OBJECTIVE =>
Which lines in the records below contain the word "answer"? Copy each one out.

DATA =>
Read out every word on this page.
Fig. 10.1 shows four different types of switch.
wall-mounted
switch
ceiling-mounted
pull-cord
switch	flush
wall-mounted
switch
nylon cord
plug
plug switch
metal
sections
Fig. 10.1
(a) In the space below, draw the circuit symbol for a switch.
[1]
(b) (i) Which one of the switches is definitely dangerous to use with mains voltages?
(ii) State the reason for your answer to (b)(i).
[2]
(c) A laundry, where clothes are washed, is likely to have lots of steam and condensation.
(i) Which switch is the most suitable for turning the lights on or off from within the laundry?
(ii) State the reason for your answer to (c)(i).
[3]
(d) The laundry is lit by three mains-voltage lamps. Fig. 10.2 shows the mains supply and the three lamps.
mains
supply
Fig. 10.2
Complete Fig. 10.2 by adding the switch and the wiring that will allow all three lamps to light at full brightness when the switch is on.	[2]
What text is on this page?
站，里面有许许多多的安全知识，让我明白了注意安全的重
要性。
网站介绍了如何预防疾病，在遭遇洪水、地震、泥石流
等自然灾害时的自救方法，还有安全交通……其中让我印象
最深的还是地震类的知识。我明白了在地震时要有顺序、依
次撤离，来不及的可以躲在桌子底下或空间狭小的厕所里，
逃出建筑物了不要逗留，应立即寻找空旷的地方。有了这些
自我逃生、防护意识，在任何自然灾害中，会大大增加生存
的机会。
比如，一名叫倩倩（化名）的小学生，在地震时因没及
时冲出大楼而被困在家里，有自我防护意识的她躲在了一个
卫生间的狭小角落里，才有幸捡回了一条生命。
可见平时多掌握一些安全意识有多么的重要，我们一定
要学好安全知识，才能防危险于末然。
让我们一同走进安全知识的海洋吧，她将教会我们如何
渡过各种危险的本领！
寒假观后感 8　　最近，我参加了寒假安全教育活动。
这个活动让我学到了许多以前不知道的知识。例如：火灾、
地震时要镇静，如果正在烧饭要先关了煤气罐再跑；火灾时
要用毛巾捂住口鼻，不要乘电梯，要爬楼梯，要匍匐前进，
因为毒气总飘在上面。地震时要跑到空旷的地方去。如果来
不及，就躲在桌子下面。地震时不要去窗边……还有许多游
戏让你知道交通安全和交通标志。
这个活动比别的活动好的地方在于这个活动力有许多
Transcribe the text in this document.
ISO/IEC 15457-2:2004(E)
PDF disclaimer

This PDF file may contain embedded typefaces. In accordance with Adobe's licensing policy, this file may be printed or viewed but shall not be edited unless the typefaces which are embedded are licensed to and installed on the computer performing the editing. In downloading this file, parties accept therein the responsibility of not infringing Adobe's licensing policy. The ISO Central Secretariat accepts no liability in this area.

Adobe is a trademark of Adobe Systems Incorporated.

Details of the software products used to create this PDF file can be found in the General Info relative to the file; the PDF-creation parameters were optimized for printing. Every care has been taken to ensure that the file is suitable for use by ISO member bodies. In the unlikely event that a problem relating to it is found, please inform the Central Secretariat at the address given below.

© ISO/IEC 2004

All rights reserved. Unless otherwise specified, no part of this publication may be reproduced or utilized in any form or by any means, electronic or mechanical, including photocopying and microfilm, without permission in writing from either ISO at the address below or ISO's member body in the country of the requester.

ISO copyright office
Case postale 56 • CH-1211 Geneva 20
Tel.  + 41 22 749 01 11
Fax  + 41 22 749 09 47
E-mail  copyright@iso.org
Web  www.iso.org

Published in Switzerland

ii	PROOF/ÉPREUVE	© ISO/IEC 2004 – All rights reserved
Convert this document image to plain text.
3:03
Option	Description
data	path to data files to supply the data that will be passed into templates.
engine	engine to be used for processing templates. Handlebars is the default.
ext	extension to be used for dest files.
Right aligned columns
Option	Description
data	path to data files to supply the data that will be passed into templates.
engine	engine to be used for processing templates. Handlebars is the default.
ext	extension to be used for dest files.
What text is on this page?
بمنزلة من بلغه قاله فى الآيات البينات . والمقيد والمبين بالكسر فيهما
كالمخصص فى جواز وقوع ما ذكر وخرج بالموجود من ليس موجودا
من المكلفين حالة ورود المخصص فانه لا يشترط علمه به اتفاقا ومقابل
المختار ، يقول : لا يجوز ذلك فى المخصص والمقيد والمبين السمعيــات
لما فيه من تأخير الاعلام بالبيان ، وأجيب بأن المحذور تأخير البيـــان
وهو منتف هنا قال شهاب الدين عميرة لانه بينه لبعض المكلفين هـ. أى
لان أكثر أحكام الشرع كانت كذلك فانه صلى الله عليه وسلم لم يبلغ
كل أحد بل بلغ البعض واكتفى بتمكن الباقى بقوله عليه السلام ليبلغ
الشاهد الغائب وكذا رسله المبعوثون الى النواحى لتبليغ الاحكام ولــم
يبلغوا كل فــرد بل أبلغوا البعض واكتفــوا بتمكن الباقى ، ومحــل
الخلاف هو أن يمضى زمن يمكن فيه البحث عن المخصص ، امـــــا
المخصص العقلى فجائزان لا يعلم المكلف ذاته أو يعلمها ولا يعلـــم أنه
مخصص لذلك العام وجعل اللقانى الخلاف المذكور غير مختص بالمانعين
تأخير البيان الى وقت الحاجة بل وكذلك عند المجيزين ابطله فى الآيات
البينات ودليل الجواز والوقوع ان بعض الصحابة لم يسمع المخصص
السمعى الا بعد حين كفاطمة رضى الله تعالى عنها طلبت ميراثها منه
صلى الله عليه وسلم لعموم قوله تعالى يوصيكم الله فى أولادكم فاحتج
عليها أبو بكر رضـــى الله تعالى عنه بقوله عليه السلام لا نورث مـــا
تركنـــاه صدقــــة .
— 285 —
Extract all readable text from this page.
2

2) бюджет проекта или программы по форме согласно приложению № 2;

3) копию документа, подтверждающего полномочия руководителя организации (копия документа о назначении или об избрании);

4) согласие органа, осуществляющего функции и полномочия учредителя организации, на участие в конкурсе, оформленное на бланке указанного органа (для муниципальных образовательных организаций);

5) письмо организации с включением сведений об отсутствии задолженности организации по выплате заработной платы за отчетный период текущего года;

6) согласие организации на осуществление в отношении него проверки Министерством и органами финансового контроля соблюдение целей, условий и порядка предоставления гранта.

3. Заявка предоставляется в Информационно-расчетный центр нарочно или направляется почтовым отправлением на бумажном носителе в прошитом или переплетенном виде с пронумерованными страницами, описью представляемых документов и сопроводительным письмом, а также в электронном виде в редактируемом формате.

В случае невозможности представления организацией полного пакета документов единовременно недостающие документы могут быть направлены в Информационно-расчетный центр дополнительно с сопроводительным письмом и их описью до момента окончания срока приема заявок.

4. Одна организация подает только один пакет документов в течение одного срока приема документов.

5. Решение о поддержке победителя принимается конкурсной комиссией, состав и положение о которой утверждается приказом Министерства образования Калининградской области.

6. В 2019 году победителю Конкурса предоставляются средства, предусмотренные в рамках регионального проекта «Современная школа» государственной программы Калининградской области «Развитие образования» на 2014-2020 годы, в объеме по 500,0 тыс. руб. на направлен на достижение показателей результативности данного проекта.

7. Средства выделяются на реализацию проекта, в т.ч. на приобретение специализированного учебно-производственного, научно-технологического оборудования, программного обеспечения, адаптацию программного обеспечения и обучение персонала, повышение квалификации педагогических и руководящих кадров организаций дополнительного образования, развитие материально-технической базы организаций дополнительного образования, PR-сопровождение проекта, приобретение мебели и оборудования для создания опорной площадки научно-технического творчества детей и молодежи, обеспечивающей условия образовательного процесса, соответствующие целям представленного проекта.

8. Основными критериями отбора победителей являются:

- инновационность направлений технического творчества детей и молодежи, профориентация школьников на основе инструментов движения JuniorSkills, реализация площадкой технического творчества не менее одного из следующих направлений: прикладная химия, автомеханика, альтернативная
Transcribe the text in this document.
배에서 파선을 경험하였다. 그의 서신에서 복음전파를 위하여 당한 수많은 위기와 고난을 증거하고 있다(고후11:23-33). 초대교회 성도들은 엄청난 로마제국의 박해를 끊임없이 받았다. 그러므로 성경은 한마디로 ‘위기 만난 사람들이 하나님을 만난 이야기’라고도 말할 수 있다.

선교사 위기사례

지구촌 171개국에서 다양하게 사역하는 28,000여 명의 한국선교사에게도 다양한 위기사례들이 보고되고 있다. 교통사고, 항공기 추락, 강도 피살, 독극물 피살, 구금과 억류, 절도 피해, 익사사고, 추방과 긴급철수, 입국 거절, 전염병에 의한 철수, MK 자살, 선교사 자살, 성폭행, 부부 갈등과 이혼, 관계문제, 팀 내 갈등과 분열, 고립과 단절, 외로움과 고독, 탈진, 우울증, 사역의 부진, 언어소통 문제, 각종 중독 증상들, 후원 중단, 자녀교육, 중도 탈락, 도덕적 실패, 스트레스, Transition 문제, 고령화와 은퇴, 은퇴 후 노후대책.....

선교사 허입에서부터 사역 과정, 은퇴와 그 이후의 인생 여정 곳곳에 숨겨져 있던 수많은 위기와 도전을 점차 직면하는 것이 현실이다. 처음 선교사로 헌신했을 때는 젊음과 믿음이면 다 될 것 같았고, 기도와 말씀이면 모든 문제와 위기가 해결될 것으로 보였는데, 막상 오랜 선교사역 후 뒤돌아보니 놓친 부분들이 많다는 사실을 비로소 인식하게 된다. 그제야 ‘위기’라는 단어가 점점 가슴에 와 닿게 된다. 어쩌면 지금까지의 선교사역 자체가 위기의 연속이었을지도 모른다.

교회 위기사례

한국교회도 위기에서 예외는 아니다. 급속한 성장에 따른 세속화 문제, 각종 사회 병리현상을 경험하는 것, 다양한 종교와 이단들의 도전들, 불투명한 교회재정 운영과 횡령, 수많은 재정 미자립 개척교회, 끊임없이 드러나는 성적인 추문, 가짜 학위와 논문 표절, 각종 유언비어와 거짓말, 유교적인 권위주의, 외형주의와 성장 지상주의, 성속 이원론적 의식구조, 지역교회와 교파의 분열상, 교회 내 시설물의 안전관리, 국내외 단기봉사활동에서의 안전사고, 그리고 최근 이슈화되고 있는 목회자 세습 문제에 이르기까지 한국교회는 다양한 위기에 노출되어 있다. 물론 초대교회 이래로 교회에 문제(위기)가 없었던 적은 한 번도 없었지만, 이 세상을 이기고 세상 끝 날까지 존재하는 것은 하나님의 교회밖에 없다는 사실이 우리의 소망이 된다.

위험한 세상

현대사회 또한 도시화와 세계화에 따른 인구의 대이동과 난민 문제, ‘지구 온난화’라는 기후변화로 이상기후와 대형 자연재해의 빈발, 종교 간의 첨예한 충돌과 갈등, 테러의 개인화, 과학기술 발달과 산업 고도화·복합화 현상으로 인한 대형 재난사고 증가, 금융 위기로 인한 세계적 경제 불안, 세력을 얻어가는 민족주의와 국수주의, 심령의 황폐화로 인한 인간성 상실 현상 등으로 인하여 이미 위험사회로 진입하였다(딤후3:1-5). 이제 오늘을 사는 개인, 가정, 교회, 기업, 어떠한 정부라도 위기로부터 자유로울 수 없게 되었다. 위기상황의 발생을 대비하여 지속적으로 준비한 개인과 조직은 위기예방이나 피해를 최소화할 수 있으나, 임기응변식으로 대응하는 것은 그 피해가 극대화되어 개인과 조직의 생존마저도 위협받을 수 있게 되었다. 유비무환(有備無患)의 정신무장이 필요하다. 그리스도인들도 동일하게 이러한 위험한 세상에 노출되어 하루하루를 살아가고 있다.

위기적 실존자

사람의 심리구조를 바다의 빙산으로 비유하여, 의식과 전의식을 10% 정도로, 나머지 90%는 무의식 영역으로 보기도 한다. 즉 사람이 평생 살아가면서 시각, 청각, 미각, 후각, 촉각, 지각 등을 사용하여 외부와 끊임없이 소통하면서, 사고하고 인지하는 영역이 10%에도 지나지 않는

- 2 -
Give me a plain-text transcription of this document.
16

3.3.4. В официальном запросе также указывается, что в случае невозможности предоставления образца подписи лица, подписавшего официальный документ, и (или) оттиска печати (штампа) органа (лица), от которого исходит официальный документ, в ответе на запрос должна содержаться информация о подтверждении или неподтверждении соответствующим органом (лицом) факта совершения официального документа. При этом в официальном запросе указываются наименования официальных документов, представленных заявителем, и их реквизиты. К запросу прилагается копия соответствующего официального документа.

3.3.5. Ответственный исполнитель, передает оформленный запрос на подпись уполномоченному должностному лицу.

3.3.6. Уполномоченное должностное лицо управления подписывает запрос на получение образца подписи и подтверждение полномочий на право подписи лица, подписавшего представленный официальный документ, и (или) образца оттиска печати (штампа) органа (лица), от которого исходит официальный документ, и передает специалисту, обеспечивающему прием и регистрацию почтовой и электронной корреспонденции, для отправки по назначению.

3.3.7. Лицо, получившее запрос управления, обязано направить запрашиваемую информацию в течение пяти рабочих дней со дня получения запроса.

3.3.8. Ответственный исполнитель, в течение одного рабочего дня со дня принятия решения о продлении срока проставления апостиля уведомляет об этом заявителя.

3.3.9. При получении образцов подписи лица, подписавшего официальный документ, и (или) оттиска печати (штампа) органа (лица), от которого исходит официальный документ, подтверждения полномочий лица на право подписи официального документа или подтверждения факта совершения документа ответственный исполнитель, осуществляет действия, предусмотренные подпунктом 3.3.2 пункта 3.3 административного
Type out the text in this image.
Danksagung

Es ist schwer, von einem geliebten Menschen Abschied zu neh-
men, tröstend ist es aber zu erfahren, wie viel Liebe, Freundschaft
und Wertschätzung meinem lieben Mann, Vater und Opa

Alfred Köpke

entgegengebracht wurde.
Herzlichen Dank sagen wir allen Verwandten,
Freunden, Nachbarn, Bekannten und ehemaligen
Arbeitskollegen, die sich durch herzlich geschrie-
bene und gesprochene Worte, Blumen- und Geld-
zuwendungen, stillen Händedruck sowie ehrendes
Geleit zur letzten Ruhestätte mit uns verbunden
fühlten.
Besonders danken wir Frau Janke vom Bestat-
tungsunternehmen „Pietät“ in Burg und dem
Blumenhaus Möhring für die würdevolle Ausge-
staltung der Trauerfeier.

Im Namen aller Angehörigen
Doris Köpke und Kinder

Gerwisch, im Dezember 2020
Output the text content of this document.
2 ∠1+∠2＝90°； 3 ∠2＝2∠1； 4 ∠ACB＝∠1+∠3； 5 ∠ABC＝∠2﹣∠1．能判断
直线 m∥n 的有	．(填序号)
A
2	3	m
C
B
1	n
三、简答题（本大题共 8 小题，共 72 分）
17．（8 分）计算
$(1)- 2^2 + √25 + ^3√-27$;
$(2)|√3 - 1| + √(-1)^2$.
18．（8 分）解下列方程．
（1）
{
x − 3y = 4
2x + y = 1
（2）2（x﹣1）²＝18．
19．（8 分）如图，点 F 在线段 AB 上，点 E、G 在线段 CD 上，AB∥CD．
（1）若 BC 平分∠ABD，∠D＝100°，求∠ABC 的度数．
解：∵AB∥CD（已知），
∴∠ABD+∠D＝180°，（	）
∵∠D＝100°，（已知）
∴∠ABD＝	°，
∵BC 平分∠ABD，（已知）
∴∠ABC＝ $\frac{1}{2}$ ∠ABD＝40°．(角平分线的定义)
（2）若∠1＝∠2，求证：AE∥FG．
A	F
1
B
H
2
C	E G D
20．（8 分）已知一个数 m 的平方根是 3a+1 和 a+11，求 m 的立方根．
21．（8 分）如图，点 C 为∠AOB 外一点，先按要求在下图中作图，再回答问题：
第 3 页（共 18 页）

RESPONSE =>
(ii) State the reason for your answer to (b)(i).
(ii) State the reason for your answer to (c)(i).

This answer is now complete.